**EXERCISE OBJECTIVE**
From the entries below, tally how many lines contain "JSON" and report only that figure.

[Source data]

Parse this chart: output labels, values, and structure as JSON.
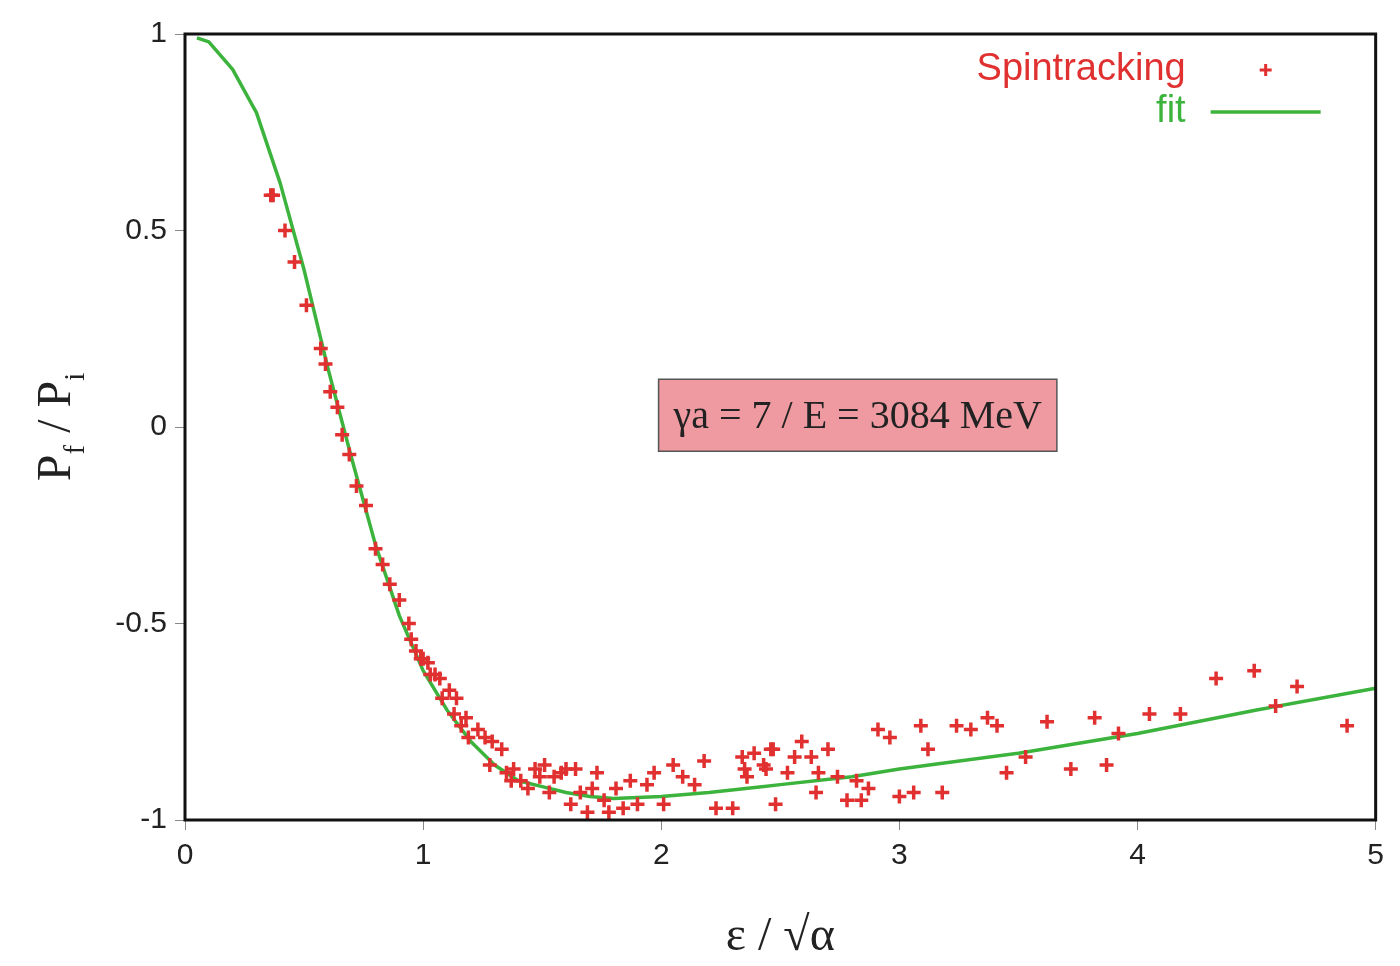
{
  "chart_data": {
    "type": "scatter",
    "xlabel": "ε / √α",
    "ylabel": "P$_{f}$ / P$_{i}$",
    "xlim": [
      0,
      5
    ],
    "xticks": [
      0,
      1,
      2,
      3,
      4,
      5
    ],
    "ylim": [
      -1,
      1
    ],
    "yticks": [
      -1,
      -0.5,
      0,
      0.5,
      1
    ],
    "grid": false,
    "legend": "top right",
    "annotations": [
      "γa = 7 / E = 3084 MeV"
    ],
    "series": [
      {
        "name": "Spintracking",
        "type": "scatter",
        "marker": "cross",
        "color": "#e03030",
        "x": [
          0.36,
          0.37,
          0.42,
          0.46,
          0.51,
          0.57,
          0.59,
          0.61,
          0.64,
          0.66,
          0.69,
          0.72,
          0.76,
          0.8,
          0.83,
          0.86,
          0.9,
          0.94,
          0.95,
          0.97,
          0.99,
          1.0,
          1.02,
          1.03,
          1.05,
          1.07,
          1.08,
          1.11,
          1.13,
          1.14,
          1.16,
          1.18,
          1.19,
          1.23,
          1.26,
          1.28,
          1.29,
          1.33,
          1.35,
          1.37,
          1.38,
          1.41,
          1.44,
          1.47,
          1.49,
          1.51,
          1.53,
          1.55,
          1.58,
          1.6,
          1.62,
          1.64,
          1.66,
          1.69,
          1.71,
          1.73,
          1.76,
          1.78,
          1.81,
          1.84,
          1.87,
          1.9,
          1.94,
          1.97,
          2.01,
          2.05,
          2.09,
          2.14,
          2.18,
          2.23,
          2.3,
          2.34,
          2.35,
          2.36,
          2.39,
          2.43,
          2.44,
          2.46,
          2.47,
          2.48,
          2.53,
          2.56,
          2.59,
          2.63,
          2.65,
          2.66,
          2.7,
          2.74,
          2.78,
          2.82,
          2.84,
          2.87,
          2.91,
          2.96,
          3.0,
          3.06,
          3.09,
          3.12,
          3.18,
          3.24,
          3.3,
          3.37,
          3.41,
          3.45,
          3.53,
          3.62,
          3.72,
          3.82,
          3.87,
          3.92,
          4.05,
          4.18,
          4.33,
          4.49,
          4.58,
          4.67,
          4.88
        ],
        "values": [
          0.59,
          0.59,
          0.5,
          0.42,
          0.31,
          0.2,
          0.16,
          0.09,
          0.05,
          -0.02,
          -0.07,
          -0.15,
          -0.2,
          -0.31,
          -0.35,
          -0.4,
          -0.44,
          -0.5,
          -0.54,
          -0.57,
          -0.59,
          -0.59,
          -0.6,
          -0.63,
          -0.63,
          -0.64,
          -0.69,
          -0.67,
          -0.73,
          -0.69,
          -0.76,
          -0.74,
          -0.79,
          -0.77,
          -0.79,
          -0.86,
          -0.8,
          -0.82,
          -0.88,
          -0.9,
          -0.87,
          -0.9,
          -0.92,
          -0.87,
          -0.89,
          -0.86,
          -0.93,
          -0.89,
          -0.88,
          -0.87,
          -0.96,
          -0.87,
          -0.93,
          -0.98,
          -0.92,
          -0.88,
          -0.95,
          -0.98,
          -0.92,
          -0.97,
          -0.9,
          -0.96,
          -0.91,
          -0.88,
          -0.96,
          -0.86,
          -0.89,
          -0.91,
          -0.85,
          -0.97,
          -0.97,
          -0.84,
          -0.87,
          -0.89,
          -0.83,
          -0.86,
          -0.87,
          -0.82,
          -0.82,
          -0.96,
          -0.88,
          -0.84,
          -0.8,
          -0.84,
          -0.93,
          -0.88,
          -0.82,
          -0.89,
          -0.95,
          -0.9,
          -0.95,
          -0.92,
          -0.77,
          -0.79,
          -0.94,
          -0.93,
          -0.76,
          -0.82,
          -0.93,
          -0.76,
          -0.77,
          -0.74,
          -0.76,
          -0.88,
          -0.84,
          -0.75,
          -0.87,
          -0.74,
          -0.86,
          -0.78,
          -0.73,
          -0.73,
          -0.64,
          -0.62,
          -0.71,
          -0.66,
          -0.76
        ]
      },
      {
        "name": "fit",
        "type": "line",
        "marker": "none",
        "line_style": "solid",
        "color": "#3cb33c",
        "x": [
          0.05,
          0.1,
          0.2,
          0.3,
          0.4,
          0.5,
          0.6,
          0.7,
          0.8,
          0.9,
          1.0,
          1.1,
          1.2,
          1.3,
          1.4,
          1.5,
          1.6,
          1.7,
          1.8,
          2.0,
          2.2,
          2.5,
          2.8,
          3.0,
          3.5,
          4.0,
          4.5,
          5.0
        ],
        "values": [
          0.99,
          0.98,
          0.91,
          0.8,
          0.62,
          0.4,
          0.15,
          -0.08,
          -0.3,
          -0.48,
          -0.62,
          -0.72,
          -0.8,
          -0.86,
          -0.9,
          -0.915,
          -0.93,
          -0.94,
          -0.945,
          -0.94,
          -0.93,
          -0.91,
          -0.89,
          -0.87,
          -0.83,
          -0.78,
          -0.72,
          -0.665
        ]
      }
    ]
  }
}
==
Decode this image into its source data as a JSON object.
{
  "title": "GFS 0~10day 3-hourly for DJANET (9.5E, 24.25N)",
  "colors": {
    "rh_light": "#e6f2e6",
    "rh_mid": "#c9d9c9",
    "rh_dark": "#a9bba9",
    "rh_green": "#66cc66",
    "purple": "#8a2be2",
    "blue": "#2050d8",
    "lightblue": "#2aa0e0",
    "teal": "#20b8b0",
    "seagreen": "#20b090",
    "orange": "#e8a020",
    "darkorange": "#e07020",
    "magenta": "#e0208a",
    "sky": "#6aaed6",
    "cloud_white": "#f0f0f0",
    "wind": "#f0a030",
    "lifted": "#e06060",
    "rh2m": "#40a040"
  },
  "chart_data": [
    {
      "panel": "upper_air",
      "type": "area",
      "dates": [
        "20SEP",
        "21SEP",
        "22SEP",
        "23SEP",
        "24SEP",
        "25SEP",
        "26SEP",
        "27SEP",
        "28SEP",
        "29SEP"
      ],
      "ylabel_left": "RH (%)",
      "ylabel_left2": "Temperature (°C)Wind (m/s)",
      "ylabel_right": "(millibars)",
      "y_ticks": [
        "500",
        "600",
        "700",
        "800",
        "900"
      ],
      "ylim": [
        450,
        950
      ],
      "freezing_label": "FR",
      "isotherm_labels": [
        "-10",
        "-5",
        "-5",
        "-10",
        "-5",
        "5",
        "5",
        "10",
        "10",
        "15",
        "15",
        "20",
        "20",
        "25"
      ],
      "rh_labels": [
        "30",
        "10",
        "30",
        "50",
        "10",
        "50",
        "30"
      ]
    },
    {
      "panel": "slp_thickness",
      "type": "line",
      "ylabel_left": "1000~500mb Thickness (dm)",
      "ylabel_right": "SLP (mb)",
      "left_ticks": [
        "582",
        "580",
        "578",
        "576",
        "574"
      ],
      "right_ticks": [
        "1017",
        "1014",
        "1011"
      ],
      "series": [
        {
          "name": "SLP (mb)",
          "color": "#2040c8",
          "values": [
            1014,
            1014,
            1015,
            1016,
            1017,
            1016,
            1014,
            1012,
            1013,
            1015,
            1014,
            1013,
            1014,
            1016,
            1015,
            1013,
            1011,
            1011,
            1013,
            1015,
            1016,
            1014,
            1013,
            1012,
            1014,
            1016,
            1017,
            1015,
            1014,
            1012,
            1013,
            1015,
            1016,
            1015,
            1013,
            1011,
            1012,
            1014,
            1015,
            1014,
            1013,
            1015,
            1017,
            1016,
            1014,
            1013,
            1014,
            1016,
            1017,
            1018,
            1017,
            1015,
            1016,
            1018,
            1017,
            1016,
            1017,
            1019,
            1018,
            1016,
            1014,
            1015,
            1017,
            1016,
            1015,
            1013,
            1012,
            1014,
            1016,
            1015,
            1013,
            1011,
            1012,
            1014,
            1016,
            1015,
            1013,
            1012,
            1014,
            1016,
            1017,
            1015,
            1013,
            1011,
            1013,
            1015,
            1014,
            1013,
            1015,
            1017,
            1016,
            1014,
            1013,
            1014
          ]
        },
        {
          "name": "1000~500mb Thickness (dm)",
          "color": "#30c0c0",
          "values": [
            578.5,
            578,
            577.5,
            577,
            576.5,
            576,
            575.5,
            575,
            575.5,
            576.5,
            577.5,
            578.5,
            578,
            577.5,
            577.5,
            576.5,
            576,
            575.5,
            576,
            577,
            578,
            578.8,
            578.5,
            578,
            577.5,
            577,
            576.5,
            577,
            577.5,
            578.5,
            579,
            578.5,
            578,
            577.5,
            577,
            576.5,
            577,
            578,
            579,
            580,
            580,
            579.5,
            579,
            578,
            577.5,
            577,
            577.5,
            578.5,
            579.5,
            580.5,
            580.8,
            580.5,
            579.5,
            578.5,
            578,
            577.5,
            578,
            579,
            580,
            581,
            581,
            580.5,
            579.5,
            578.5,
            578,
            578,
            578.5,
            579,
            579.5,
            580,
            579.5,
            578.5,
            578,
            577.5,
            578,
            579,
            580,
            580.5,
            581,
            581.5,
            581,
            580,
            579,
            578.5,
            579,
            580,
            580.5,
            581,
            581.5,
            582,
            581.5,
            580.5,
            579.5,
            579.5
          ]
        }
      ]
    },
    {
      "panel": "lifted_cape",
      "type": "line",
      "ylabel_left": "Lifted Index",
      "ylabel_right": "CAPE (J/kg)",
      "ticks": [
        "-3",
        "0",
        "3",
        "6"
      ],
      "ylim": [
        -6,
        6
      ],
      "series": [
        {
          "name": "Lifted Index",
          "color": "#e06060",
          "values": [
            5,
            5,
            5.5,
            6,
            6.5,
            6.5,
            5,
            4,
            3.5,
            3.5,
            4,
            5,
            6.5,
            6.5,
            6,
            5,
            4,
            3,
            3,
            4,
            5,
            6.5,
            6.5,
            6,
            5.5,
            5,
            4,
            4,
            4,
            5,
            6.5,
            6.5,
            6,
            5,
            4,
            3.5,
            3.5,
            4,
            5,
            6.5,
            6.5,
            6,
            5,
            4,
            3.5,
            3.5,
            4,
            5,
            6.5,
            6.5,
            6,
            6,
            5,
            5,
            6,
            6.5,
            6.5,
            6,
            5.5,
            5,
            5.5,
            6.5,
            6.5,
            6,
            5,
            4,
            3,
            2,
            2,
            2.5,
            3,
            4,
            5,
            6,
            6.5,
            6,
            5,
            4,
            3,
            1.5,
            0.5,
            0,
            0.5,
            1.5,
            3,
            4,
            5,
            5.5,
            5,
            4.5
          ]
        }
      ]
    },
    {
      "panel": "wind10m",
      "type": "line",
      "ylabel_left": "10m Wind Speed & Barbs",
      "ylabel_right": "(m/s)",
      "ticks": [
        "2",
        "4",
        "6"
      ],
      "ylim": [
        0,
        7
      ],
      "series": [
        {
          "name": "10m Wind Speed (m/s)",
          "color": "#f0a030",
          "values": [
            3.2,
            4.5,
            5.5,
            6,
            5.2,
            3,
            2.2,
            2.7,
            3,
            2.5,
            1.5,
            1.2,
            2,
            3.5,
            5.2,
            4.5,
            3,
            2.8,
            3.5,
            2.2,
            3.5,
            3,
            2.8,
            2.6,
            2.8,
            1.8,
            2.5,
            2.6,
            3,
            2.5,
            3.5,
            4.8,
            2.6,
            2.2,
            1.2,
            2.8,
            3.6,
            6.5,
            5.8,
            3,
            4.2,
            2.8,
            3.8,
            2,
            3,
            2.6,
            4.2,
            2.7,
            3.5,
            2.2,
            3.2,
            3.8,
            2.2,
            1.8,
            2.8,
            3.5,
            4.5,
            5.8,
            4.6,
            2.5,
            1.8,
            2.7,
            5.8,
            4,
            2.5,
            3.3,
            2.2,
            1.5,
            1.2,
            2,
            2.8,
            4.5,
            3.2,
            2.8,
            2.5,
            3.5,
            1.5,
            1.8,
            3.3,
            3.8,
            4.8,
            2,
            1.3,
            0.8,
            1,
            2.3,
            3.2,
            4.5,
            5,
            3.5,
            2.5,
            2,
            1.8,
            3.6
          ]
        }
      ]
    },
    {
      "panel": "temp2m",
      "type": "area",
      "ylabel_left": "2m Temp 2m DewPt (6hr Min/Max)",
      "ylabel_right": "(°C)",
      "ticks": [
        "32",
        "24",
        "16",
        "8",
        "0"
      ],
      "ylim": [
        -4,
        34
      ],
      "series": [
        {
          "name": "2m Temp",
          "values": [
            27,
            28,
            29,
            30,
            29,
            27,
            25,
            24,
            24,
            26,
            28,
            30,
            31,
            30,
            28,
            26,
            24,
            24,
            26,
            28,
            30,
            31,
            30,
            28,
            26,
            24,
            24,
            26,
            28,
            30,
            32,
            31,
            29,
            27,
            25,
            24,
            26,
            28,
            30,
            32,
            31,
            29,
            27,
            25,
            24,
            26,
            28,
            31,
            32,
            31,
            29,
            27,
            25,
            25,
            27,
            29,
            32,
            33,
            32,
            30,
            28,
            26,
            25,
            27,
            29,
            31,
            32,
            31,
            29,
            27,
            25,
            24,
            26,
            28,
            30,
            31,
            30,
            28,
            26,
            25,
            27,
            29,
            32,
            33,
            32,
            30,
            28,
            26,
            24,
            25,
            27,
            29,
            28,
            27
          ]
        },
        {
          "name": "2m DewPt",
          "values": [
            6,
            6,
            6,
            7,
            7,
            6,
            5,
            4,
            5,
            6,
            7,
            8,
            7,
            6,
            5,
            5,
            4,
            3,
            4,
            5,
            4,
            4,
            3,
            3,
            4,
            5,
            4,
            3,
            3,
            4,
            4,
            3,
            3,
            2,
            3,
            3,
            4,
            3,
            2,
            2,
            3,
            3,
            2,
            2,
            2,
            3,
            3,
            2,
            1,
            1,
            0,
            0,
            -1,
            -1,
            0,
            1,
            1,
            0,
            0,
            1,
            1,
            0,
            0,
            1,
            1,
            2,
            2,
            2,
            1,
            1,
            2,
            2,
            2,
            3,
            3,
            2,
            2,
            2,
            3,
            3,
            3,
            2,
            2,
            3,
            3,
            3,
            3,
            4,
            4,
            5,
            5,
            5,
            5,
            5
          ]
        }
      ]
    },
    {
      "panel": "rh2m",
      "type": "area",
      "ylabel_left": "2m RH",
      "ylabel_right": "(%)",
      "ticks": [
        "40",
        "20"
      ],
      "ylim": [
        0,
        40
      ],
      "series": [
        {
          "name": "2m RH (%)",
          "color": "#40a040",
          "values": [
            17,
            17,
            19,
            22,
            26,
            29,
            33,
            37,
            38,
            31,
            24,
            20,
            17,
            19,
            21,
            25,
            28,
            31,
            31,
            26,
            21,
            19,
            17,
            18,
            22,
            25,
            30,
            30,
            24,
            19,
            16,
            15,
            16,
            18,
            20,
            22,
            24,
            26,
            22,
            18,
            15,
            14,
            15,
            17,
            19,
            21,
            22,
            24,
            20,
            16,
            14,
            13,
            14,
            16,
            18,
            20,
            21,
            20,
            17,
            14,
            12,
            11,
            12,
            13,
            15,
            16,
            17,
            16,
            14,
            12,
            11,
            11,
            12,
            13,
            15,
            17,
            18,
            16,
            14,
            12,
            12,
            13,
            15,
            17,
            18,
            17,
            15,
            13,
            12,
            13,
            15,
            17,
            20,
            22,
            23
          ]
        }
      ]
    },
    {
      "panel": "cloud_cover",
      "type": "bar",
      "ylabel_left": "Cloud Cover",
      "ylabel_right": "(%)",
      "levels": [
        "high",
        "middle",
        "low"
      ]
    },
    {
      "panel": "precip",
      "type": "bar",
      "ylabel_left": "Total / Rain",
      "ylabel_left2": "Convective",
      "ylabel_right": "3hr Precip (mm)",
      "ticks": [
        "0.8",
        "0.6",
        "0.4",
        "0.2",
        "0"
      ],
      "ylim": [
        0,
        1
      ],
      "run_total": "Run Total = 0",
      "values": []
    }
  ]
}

**EXERCISE SOLUTION**
2